WHAT YOU NEED TO DO
Output every line of the data exactly as it appears.

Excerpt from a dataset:
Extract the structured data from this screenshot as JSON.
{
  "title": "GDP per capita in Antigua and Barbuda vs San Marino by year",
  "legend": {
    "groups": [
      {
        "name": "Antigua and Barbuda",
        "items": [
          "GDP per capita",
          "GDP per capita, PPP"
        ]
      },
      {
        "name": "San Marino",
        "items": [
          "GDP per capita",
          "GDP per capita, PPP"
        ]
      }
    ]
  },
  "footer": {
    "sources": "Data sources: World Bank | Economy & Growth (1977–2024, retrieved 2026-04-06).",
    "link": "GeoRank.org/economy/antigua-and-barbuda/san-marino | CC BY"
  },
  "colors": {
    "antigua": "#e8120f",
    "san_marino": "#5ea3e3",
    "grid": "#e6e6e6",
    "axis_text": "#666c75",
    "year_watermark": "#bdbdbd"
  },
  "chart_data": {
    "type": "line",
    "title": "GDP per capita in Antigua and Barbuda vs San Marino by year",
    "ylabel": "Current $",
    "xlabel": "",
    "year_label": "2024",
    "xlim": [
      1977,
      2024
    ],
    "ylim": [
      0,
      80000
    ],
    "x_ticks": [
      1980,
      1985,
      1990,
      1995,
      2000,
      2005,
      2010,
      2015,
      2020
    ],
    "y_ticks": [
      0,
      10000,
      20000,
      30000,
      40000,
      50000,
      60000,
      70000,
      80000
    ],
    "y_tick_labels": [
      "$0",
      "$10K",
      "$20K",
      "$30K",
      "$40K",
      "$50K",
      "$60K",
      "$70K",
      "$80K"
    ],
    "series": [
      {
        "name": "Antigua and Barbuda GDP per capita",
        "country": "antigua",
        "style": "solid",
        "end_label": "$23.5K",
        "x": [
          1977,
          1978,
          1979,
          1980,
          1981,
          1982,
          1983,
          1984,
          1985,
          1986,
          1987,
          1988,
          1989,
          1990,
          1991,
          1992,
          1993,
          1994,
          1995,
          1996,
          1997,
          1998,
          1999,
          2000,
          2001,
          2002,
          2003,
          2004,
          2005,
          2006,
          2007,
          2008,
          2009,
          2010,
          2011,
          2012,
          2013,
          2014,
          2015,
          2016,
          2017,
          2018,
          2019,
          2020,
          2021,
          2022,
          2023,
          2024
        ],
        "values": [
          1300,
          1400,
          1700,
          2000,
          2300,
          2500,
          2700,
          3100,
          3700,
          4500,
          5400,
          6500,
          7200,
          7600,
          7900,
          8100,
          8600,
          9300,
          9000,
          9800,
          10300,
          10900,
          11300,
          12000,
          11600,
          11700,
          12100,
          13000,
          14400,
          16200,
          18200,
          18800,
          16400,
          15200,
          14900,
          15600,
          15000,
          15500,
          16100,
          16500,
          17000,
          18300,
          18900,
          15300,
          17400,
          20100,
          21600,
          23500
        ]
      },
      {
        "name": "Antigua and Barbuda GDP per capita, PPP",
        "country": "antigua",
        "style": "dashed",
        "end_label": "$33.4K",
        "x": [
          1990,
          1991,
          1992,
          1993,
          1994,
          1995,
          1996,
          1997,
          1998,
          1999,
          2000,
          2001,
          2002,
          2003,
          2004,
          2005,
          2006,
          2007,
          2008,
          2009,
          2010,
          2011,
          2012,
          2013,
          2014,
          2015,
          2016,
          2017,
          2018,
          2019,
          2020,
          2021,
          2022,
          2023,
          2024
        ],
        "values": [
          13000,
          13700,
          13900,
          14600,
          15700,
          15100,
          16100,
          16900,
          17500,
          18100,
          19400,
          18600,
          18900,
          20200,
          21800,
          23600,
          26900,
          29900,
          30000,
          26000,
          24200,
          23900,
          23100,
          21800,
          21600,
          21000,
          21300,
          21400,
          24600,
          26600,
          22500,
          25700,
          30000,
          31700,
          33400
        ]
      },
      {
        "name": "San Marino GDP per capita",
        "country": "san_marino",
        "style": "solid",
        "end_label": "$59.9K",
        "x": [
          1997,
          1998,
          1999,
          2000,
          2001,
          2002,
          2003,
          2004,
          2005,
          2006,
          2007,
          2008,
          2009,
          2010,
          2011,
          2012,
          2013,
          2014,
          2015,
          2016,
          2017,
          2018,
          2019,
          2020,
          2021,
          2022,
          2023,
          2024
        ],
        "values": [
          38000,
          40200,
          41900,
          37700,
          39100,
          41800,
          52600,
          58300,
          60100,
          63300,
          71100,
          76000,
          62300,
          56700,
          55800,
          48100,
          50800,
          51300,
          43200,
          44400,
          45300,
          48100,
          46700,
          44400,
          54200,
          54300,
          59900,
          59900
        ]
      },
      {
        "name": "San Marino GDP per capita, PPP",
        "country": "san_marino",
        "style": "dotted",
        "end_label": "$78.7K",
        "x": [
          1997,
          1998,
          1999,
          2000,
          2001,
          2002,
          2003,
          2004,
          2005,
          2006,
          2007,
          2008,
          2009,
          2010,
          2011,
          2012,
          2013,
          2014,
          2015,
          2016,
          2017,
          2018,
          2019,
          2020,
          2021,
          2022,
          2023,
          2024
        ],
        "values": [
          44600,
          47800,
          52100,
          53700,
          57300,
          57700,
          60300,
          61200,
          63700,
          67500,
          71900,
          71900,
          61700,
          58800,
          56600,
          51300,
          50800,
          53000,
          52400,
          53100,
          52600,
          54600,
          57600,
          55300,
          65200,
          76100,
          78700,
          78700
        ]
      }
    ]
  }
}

SOLUTION TO THIS PROBLEM
Extract the structured data from this screenshot as JSON.
{
  "title": "GDP per capita in Antigua and Barbuda vs San Marino by year",
  "legend": {
    "groups": [
      {
        "name": "Antigua and Barbuda",
        "items": [
          "GDP per capita",
          "GDP per capita, PPP"
        ]
      },
      {
        "name": "San Marino",
        "items": [
          "GDP per capita",
          "GDP per capita, PPP"
        ]
      }
    ]
  },
  "footer": {
    "sources": "Data sources: World Bank | Economy & Growth (1977–2024, retrieved 2026-04-06).",
    "link": "GeoRank.org/economy/antigua-and-barbuda/san-marino | CC BY"
  },
  "colors": {
    "antigua": "#e8120f",
    "san_marino": "#5ea3e3",
    "grid": "#e6e6e6",
    "axis_text": "#666c75",
    "year_watermark": "#bdbdbd"
  },
  "chart_data": {
    "type": "line",
    "title": "GDP per capita in Antigua and Barbuda vs San Marino by year",
    "ylabel": "Current $",
    "xlabel": "",
    "year_label": "2024",
    "xlim": [
      1977,
      2024
    ],
    "ylim": [
      0,
      80000
    ],
    "x_ticks": [
      1980,
      1985,
      1990,
      1995,
      2000,
      2005,
      2010,
      2015,
      2020
    ],
    "y_ticks": [
      0,
      10000,
      20000,
      30000,
      40000,
      50000,
      60000,
      70000,
      80000
    ],
    "y_tick_labels": [
      "$0",
      "$10K",
      "$20K",
      "$30K",
      "$40K",
      "$50K",
      "$60K",
      "$70K",
      "$80K"
    ],
    "series": [
      {
        "name": "Antigua and Barbuda GDP per capita",
        "country": "antigua",
        "style": "solid",
        "end_label": "$23.5K",
        "x": [
          1977,
          1978,
          1979,
          1980,
          1981,
          1982,
          1983,
          1984,
          1985,
          1986,
          1987,
          1988,
          1989,
          1990,
          1991,
          1992,
          1993,
          1994,
          1995,
          1996,
          1997,
          1998,
          1999,
          2000,
          2001,
          2002,
          2003,
          2004,
          2005,
          2006,
          2007,
          2008,
          2009,
          2010,
          2011,
          2012,
          2013,
          2014,
          2015,
          2016,
          2017,
          2018,
          2019,
          2020,
          2021,
          2022,
          2023,
          2024
        ],
        "values": [
          1300,
          1400,
          1700,
          2000,
          2300,
          2500,
          2700,
          3100,
          3700,
          4500,
          5400,
          6500,
          7200,
          7600,
          7900,
          8100,
          8600,
          9300,
          9000,
          9800,
          10300,
          10900,
          11300,
          12000,
          11600,
          11700,
          12100,
          13000,
          14400,
          16200,
          18200,
          18800,
          16400,
          15200,
          14900,
          15600,
          15000,
          15500,
          16100,
          16500,
          17000,
          18300,
          18900,
          15300,
          17400,
          20100,
          21600,
          23500
        ]
      },
      {
        "name": "Antigua and Barbuda GDP per capita, PPP",
        "country": "antigua",
        "style": "dashed",
        "end_label": "$33.4K",
        "x": [
          1990,
          1991,
          1992,
          1993,
          1994,
          1995,
          1996,
          1997,
          1998,
          1999,
          2000,
          2001,
          2002,
          2003,
          2004,
          2005,
          2006,
          2007,
          2008,
          2009,
          2010,
          2011,
          2012,
          2013,
          2014,
          2015,
          2016,
          2017,
          2018,
          2019,
          2020,
          2021,
          2022,
          2023,
          2024
        ],
        "values": [
          13000,
          13700,
          13900,
          14600,
          15700,
          15100,
          16100,
          16900,
          17500,
          18100,
          19400,
          18600,
          18900,
          20200,
          21800,
          23600,
          26900,
          29900,
          30000,
          26000,
          24200,
          23900,
          23100,
          21800,
          21600,
          21000,
          21300,
          21400,
          24600,
          26600,
          22500,
          25700,
          30000,
          31700,
          33400
        ]
      },
      {
        "name": "San Marino GDP per capita",
        "country": "san_marino",
        "style": "solid",
        "end_label": "$59.9K",
        "x": [
          1997,
          1998,
          1999,
          2000,
          2001,
          2002,
          2003,
          2004,
          2005,
          2006,
          2007,
          2008,
          2009,
          2010,
          2011,
          2012,
          2013,
          2014,
          2015,
          2016,
          2017,
          2018,
          2019,
          2020,
          2021,
          2022,
          2023,
          2024
        ],
        "values": [
          38000,
          40200,
          41900,
          37700,
          39100,
          41800,
          52600,
          58300,
          60100,
          63300,
          71100,
          76000,
          62300,
          56700,
          55800,
          48100,
          50800,
          51300,
          43200,
          44400,
          45300,
          48100,
          46700,
          44400,
          54200,
          54300,
          59900,
          59900
        ]
      },
      {
        "name": "San Marino GDP per capita, PPP",
        "country": "san_marino",
        "style": "dotted",
        "end_label": "$78.7K",
        "x": [
          1997,
          1998,
          1999,
          2000,
          2001,
          2002,
          2003,
          2004,
          2005,
          2006,
          2007,
          2008,
          2009,
          2010,
          2011,
          2012,
          2013,
          2014,
          2015,
          2016,
          2017,
          2018,
          2019,
          2020,
          2021,
          2022,
          2023,
          2024
        ],
        "values": [
          44600,
          47800,
          52100,
          53700,
          57300,
          57700,
          60300,
          61200,
          63700,
          67500,
          71900,
          71900,
          61700,
          58800,
          56600,
          51300,
          50800,
          53000,
          52400,
          53100,
          52600,
          54600,
          57600,
          55300,
          65200,
          76100,
          78700,
          78700
        ]
      }
    ]
  }
}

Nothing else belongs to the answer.